**SCHRIFTLICHE ANFRAGE:**
Aktualisiere die Zeilen des Materials von der Zeile mit "- right-tick-label: 25000: [399, 65, 433, 79]" bis einschließlich der Zeile mit "- cfs-activity-point: [561, 610, 571, 620]", indem du darin "growth-curve-point" durch "curve-marker" ersetzt. Gib nur diese Zeilen erneut aus und lass alles andere unverändert.

**VERFÜGBARES MATERIAL:**
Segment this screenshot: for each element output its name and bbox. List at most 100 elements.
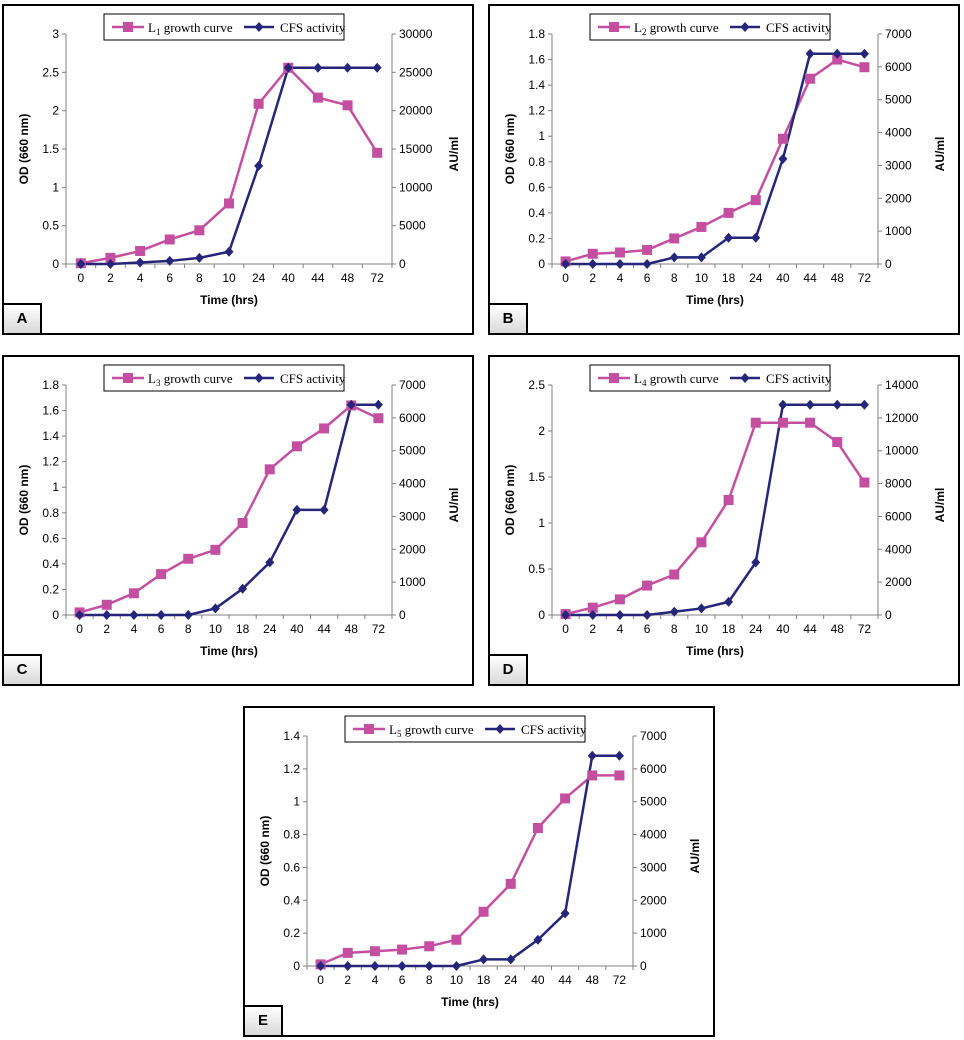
- right-tick-label: 25000: [399, 65, 433, 79]
- x-tick-label: 72: [372, 622, 386, 636]
- growth-curve-point: [253, 98, 264, 109]
- right-tick-label: 7000: [640, 729, 667, 743]
- cfs-activity-point: [346, 399, 356, 410]
- x-tick-label: 8: [185, 622, 192, 636]
- x-tick-label: 8: [196, 271, 203, 285]
- left-tick-label: 1.5: [528, 470, 545, 484]
- left-tick-label: 0.8: [42, 506, 59, 520]
- growth-curve-line: [565, 58, 865, 263]
- growth-curve-point: [291, 441, 302, 452]
- right-tick-label: 12000: [885, 411, 919, 425]
- panel-letter: D: [488, 654, 528, 686]
- left-tick-label: 0: [52, 608, 59, 622]
- right-tick-label: 8000: [885, 477, 912, 491]
- growth-curve-point: [342, 100, 353, 111]
- x-tick-label: 40: [531, 973, 545, 987]
- growth-curve-point: [696, 221, 707, 232]
- x-tick-label: 10: [450, 973, 464, 987]
- growth-curve-point: [750, 195, 761, 206]
- left-tick-label: 1.6: [528, 53, 545, 67]
- legend-cfs-label: CFS activity: [280, 371, 346, 386]
- left-tick-label: 1.4: [528, 78, 545, 92]
- legend-growth-label: L4 growth curve: [634, 371, 719, 388]
- growth-curve-point: [805, 73, 816, 84]
- right-tick-label: 4000: [640, 828, 667, 842]
- cfs-activity-point: [561, 610, 571, 620]
- cfs-activity-point: [615, 610, 625, 620]
- right-tick-label: 6000: [640, 762, 667, 776]
- cfs-activity-point: [724, 232, 734, 243]
- legend-strain-subscript: 5: [397, 729, 402, 739]
- left-tick-label: 0.8: [283, 828, 300, 842]
- legend-cfs-label: CFS activity: [521, 722, 587, 737]
- legend-growth-marker: [123, 22, 133, 32]
- x-tick-label: 2: [589, 622, 596, 636]
- right-tick-label: 30000: [399, 27, 433, 41]
- cfs-activity-point: [343, 62, 353, 73]
- cfs-activity-point: [238, 583, 248, 594]
- right-tick-label: 4000: [399, 477, 426, 491]
- right-tick-label: 0: [640, 959, 647, 973]
- x-tick-label: 44: [558, 973, 572, 987]
- cfs-activity-point: [210, 603, 220, 614]
- cfs-activity-point: [254, 160, 264, 171]
- x-tick-label: 18: [477, 973, 491, 987]
- x-tick-label: 18: [722, 622, 736, 636]
- growth-curve-line: [320, 774, 620, 966]
- y-axis-title-right: AU/ml: [688, 839, 702, 874]
- cfs-activity-point: [805, 48, 815, 59]
- left-tick-label: 1: [52, 180, 59, 194]
- x-tick-label: 4: [617, 622, 624, 636]
- left-tick-label: 0.2: [283, 926, 300, 940]
- left-tick-label: 0.5: [42, 219, 59, 233]
- growth-curve-point: [342, 947, 353, 958]
- growth-curve-point: [237, 518, 248, 528]
- right-tick-label: 2000: [885, 191, 912, 205]
- chart-svg: 0 0.2 0.4 0.6 0.8 1 1.2 1.4 0 1000 2000 3000 4000 500…: [258, 715, 702, 1009]
- x-tick-label: 0: [562, 622, 569, 636]
- cfs-activity-point: [859, 399, 869, 410]
- left-tick-label: 0.8: [528, 155, 545, 169]
- panel-letter: B: [488, 303, 528, 335]
- growth-curve-point: [128, 588, 139, 599]
- left-tick-label: 3: [52, 27, 59, 41]
- x-tick-label: 0: [77, 271, 84, 285]
- growth-curve-point: [750, 417, 761, 428]
- right-tick-label: 0: [399, 257, 406, 271]
- legend-growth-name: growth curve: [646, 371, 718, 386]
- x-tick-label: 44: [803, 271, 817, 285]
- x-tick-label: 40: [290, 622, 304, 636]
- panel-C: 0 0.2 0.4 0.6 0.8 1 1.2 1.4 1.6 1.8 0 1000 2000 3000 4…: [2, 355, 474, 686]
- growth-curve-line: [79, 404, 379, 614]
- x-tick-label: 6: [399, 973, 406, 987]
- x-tick-label: 72: [371, 271, 385, 285]
- legend-strain-subscript: 1: [156, 27, 161, 37]
- cfs-activity-point: [424, 961, 434, 971]
- left-tick-label: 0.5: [528, 562, 545, 576]
- right-tick-label: 0: [885, 608, 892, 622]
- right-tick-label: 4000: [885, 542, 912, 556]
- growth-curve-point: [614, 770, 625, 781]
- panel-letter: E: [243, 1005, 283, 1037]
- legend-cfs-label: CFS activity: [766, 20, 832, 35]
- growth-curve-point: [369, 946, 380, 957]
- legend-cfs-label: CFS activity: [280, 20, 346, 35]
- cfs-activity-point: [614, 750, 624, 761]
- growth-curve-point: [101, 599, 112, 610]
- left-tick-label: 2: [538, 424, 545, 438]
- y-axis-title-right: AU/ml: [933, 488, 947, 523]
- x-tick-label: 8: [426, 973, 433, 987]
- legend-strain: L: [389, 722, 397, 737]
- x-tick-label: 48: [831, 271, 845, 285]
- growth-curve-point: [164, 234, 175, 245]
- growth-curve-point: [560, 793, 571, 804]
- right-tick-label: 2000: [640, 893, 667, 907]
- right-tick-label: 3000: [640, 860, 667, 874]
- x-tick-label: 24: [252, 271, 266, 285]
- cfs-activity-point: [224, 246, 234, 257]
- growth-curve-point: [859, 62, 870, 73]
- x-tick-label: 44: [311, 271, 325, 285]
- left-tick-label: 2.5: [528, 378, 545, 392]
- left-tick-label: 1.5: [42, 142, 59, 156]
- legend-strain-subscript: 4: [642, 378, 647, 388]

**DIE ANTWORT:**
- right-tick-label: 25000: [399, 65, 433, 79]
- x-tick-label: 72: [372, 622, 386, 636]
- curve-marker: [253, 98, 264, 109]
- right-tick-label: 7000: [640, 729, 667, 743]
- cfs-activity-point: [346, 399, 356, 410]
- x-tick-label: 8: [185, 622, 192, 636]
- x-tick-label: 8: [196, 271, 203, 285]
- left-tick-label: 1.5: [528, 470, 545, 484]
- left-tick-label: 0.8: [42, 506, 59, 520]
- growth-curve-line: [565, 58, 865, 263]
- curve-marker: [291, 441, 302, 452]
- right-tick-label: 12000: [885, 411, 919, 425]
- panel-letter: D: [488, 654, 528, 686]
- left-tick-label: 0: [52, 608, 59, 622]
- right-tick-label: 8000: [885, 477, 912, 491]
- curve-marker: [342, 100, 353, 111]
- x-tick-label: 40: [531, 973, 545, 987]
- curve-marker: [696, 221, 707, 232]
- x-tick-label: 10: [450, 973, 464, 987]
- curve-marker: [750, 195, 761, 206]
- left-tick-label: 1.6: [528, 53, 545, 67]
- legend-cfs-label: CFS activity: [280, 371, 346, 386]
- left-tick-label: 1.4: [528, 78, 545, 92]
- legend-growth-label: L4 growth curve: [634, 371, 719, 388]
- curve-marker: [805, 73, 816, 84]
- right-tick-label: 4000: [640, 828, 667, 842]
- cfs-activity-point: [561, 610, 571, 620]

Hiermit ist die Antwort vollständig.